◆ Your goal ◆
Output every line of these records exactly as it appears, without changing anything.

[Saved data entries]
-- -- --

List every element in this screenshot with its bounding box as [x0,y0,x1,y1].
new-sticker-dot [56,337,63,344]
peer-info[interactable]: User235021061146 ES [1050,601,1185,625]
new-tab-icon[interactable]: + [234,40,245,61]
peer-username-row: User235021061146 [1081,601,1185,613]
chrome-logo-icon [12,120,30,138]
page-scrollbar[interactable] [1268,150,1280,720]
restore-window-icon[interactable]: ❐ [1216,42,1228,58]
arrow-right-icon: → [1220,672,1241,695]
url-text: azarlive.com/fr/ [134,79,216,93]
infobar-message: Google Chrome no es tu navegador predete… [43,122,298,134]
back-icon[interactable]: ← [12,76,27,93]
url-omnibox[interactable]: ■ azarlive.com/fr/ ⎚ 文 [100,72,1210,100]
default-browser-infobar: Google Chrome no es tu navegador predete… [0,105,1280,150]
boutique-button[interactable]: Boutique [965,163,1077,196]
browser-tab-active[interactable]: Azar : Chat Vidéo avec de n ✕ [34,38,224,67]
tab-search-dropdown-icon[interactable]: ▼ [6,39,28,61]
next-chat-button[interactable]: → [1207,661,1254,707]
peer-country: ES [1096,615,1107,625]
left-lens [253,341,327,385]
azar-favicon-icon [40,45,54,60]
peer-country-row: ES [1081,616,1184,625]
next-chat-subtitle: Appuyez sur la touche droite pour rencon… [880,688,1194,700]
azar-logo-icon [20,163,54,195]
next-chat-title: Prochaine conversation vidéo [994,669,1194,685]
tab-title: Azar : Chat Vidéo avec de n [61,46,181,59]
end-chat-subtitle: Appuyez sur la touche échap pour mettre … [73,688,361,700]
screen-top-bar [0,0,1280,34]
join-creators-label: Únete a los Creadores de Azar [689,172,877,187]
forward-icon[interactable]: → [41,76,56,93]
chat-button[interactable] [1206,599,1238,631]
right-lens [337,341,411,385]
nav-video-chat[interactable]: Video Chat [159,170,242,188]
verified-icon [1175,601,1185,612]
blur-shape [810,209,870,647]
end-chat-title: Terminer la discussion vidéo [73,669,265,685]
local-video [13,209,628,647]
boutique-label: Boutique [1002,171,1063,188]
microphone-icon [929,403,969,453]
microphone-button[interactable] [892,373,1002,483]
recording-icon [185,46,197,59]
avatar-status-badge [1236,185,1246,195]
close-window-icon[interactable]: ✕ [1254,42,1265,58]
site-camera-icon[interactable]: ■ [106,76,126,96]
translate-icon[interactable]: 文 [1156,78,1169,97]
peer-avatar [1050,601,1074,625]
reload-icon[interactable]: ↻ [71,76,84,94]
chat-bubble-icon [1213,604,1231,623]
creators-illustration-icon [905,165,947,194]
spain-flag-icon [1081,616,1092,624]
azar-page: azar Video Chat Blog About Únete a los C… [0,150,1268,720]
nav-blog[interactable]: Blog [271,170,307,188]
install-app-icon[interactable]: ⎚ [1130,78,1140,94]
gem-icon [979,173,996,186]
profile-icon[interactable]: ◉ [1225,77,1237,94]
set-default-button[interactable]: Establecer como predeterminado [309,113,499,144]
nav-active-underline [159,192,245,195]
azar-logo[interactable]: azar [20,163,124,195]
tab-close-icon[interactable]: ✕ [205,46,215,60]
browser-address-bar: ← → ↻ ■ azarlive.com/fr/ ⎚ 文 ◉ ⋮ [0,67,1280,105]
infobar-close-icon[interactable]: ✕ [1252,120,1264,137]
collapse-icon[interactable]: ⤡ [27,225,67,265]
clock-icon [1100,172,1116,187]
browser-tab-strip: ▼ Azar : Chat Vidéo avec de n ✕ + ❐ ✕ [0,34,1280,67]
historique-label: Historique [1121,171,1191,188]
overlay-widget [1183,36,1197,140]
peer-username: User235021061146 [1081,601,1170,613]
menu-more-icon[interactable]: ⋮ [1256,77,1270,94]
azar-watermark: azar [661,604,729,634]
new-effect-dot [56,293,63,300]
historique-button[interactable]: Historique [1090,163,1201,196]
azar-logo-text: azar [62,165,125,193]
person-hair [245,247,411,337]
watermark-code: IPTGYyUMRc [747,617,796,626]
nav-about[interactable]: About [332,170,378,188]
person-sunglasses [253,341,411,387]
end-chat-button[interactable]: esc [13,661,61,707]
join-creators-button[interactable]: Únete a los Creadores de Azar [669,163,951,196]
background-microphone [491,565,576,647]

-- -- --

◆ Solution to this exercise ◆
List every element in this screenshot with its bounding box as [x0,y0,x1,y1].
new-sticker-dot [56,337,63,344]
peer-info[interactable]: User235021061146 ES [1050,601,1185,625]
new-tab-icon[interactable]: + [234,40,245,61]
peer-username-row: User235021061146 [1081,601,1185,613]
chrome-logo-icon [12,120,30,138]
page-scrollbar[interactable] [1268,150,1280,720]
restore-window-icon[interactable]: ❐ [1216,42,1228,58]
arrow-right-icon: → [1220,672,1241,695]
url-text: azarlive.com/fr/ [134,79,216,93]
infobar-message: Google Chrome no es tu navegador predete… [43,122,298,134]
back-icon[interactable]: ← [12,76,27,93]
url-omnibox[interactable]: ■ azarlive.com/fr/ ⎚ 文 [100,72,1210,100]
default-browser-infobar: Google Chrome no es tu navegador predete… [0,105,1280,150]
boutique-button[interactable]: Boutique [965,163,1077,196]
browser-tab-active[interactable]: Azar : Chat Vidéo avec de n ✕ [34,38,224,67]
tab-search-dropdown-icon[interactable]: ▼ [6,39,28,61]
next-chat-button[interactable]: → [1207,661,1254,707]
peer-country: ES [1096,615,1107,625]
left-lens [253,341,327,385]
azar-favicon-icon [40,45,54,60]
peer-country-row: ES [1081,616,1184,625]
next-chat-subtitle: Appuyez sur la touche droite pour rencon… [880,688,1194,700]
azar-logo-icon [20,163,54,195]
next-chat-title: Prochaine conversation vidéo [994,669,1194,685]
tab-title: Azar : Chat Vidéo avec de n [61,46,181,59]
end-chat-subtitle: Appuyez sur la touche échap pour mettre … [73,688,361,700]
screen-top-bar [0,0,1280,34]
join-creators-label: Únete a los Creadores de Azar [689,172,877,187]
forward-icon[interactable]: → [41,76,56,93]
chat-button[interactable] [1206,599,1238,631]
right-lens [337,341,411,385]
nav-video-chat[interactable]: Video Chat [159,170,242,188]
verified-icon [1175,601,1185,612]
blur-shape [810,209,870,647]
end-chat-title: Terminer la discussion vidéo [73,669,265,685]
local-video [13,209,628,647]
boutique-label: Boutique [1002,171,1063,188]
microphone-icon [929,403,969,453]
microphone-button[interactable] [892,373,1002,483]
recording-icon [185,46,197,59]
avatar-status-badge [1236,185,1246,195]
close-window-icon[interactable]: ✕ [1254,42,1265,58]
site-camera-icon[interactable]: ■ [106,76,126,96]
translate-icon[interactable]: 文 [1156,78,1169,97]
peer-avatar [1050,601,1074,625]
reload-icon[interactable]: ↻ [71,76,84,94]
chat-bubble-icon [1213,604,1231,623]
creators-illustration-icon [905,165,947,194]
spain-flag-icon [1081,616,1092,624]
azar-page: azar Video Chat Blog About Únete a los C… [0,150,1268,720]
nav-blog[interactable]: Blog [271,170,307,188]
install-app-icon[interactable]: ⎚ [1130,78,1140,94]
gem-icon [979,173,996,186]
profile-icon[interactable]: ◉ [1225,77,1237,94]
set-default-button[interactable]: Establecer como predeterminado [309,113,499,144]
nav-active-underline [159,192,245,195]
azar-logo[interactable]: azar [20,163,124,195]
tab-close-icon[interactable]: ✕ [205,46,215,60]
browser-address-bar: ← → ↻ ■ azarlive.com/fr/ ⎚ 文 ◉ ⋮ [0,67,1280,105]
infobar-close-icon[interactable]: ✕ [1252,120,1264,137]
collapse-icon[interactable]: ⤡ [27,225,67,265]
clock-icon [1100,172,1116,187]
browser-tab-strip: ▼ Azar : Chat Vidéo avec de n ✕ + ❐ ✕ [0,34,1280,67]
historique-label: Historique [1121,171,1191,188]
overlay-widget [1183,36,1197,140]
peer-username: User235021061146 [1081,601,1170,613]
menu-more-icon[interactable]: ⋮ [1256,77,1270,94]
azar-watermark: azar [661,604,729,634]
new-effect-dot [56,293,63,300]
historique-button[interactable]: Historique [1090,163,1201,196]
azar-logo-text: azar [62,165,125,193]
person-hair [245,247,411,337]
watermark-code: IPTGYyUMRc [747,617,796,626]
nav-about[interactable]: About [332,170,378,188]
person-sunglasses [253,341,411,387]
end-chat-button[interactable]: esc [13,661,61,707]
join-creators-button[interactable]: Únete a los Creadores de Azar [669,163,951,196]
background-microphone [491,565,576,647]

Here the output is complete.